▸ **Supplied entries**
[Start]

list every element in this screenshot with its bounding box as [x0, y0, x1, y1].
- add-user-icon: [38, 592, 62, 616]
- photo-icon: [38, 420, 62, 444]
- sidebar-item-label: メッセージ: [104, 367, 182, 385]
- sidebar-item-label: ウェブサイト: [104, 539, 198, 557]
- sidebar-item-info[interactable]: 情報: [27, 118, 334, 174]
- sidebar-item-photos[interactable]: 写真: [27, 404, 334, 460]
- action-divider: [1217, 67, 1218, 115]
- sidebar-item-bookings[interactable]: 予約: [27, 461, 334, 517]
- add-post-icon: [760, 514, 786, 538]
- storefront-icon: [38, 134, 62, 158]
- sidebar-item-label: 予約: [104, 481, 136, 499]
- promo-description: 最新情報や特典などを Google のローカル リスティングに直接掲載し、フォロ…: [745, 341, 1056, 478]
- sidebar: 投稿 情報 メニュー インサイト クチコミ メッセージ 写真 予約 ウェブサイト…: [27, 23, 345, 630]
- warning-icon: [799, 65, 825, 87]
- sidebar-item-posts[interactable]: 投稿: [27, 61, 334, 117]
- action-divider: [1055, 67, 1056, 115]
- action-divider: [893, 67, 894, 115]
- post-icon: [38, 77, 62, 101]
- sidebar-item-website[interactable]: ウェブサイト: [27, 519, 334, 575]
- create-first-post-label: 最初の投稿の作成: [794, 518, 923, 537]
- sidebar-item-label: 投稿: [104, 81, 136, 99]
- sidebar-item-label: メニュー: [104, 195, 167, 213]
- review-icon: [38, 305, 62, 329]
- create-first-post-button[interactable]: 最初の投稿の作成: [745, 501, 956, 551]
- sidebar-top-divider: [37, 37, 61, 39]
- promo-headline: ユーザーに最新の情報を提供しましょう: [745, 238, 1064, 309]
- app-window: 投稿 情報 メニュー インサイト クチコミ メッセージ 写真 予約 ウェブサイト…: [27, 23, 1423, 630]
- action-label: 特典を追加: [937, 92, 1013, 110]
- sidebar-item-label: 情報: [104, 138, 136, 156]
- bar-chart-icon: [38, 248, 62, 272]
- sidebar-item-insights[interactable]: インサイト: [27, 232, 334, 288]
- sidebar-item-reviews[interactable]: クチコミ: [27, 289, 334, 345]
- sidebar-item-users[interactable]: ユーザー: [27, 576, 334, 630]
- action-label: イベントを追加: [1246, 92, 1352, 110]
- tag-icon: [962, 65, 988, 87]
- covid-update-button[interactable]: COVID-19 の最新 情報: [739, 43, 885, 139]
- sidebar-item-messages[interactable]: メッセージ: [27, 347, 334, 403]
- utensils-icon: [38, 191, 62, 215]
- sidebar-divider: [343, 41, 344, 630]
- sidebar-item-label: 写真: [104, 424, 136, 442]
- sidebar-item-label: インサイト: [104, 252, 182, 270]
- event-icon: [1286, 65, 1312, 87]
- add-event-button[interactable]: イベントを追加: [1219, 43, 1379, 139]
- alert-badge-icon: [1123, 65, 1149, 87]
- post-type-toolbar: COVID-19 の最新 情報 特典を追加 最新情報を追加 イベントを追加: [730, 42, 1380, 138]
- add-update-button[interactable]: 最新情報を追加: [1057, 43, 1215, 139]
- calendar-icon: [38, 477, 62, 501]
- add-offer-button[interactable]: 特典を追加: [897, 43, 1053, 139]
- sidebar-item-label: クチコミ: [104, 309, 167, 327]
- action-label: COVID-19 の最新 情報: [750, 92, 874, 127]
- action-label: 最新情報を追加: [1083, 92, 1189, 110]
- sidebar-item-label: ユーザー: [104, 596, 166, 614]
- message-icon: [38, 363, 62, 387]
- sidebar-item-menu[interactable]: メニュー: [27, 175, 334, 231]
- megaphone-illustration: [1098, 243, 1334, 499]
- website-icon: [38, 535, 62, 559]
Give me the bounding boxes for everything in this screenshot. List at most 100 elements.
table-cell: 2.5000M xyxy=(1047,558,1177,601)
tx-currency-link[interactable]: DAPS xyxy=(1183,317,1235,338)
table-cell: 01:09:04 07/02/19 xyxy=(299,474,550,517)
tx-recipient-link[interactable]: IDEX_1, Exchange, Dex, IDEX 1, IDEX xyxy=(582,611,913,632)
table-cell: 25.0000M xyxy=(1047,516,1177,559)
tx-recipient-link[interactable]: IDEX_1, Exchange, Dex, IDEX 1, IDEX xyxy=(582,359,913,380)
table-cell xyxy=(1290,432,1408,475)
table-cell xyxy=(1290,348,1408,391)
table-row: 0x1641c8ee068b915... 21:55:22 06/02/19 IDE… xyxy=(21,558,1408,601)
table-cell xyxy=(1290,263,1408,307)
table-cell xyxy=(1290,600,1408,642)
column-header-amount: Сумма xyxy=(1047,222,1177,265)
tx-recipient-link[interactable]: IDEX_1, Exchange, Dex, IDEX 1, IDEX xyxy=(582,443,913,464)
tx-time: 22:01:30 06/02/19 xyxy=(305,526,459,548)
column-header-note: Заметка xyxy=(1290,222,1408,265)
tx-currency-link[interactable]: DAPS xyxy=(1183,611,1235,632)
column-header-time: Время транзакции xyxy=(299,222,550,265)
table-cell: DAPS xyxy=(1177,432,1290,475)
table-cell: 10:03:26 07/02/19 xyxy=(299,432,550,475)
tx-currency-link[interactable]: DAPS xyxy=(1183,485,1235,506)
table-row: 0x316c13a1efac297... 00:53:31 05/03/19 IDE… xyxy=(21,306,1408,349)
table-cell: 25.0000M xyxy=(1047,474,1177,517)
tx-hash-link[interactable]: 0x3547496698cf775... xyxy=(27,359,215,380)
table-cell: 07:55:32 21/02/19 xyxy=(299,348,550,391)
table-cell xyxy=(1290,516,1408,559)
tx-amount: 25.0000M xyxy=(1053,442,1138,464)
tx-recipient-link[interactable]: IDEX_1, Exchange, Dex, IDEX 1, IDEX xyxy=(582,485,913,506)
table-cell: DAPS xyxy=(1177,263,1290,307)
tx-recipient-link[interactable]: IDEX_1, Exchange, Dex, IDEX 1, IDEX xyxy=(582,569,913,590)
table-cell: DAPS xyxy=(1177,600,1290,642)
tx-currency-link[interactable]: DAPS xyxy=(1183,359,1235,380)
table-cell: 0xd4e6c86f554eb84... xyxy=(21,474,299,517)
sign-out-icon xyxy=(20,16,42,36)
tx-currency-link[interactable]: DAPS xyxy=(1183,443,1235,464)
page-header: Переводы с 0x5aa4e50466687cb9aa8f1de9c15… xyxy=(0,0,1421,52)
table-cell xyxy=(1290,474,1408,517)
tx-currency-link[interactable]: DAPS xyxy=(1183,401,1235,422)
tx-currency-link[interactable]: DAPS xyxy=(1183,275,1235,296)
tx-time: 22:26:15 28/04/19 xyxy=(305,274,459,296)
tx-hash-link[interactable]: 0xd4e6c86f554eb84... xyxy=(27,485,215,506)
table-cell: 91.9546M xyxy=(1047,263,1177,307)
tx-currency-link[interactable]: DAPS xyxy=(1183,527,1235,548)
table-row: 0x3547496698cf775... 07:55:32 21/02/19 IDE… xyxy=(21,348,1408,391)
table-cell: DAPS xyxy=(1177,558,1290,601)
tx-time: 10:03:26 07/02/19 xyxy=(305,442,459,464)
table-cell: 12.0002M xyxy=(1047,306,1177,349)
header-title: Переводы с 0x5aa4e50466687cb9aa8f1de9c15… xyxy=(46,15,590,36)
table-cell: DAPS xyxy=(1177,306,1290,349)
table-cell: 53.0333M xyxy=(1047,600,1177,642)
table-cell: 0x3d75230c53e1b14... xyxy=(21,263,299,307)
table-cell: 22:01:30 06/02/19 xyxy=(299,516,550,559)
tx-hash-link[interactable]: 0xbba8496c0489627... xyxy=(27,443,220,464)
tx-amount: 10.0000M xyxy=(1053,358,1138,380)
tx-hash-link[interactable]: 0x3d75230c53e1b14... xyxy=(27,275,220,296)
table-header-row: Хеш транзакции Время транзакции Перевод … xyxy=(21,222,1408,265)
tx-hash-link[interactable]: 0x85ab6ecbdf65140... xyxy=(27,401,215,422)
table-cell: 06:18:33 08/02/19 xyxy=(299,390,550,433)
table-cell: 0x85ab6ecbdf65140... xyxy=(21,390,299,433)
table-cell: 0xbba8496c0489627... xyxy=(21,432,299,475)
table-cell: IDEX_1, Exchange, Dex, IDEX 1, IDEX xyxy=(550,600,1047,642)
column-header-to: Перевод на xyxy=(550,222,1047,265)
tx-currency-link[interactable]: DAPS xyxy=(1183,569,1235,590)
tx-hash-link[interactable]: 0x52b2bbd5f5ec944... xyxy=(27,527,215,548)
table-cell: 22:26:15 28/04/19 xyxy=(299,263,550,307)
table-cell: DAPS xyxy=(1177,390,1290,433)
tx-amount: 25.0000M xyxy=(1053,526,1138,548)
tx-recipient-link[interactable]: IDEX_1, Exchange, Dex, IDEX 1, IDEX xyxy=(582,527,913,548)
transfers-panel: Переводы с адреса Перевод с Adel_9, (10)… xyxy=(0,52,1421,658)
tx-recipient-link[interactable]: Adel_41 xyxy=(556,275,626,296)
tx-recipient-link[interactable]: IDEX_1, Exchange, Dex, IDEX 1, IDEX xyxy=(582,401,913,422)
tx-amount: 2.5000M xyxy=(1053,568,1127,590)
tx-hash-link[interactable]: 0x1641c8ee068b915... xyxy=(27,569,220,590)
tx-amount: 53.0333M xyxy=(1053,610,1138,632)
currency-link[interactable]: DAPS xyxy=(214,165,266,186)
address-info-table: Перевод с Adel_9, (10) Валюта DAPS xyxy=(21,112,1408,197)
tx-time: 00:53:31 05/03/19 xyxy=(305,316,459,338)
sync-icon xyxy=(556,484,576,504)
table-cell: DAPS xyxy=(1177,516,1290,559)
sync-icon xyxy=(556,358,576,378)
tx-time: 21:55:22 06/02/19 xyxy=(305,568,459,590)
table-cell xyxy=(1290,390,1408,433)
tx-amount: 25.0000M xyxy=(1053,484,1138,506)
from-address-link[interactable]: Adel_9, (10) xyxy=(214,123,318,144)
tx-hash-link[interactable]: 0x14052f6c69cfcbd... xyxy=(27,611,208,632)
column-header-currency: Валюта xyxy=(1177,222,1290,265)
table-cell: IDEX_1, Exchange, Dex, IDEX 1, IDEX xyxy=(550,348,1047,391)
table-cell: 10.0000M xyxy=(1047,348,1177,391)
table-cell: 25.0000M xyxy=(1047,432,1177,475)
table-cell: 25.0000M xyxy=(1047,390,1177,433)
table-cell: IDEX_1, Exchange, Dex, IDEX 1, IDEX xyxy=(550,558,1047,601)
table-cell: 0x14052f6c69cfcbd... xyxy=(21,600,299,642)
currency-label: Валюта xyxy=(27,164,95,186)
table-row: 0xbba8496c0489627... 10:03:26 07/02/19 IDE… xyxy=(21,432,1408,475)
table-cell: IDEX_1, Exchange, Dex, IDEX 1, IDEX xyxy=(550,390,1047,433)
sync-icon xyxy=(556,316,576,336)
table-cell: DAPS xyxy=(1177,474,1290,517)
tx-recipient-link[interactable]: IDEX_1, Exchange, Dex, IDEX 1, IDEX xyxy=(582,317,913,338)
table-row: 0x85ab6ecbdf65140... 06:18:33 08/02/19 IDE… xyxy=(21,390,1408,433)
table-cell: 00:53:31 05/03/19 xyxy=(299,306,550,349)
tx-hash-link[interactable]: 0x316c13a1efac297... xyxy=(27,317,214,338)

[End]

▸ **Task statement**
Pull out each line of the data above that contains the string "this".

▸ **Task output**
list every element in this screenshot with its bounding box as [x0, y0, x1, y1].
Give me the bounding boxes for everything in this screenshot. List at most 100 elements.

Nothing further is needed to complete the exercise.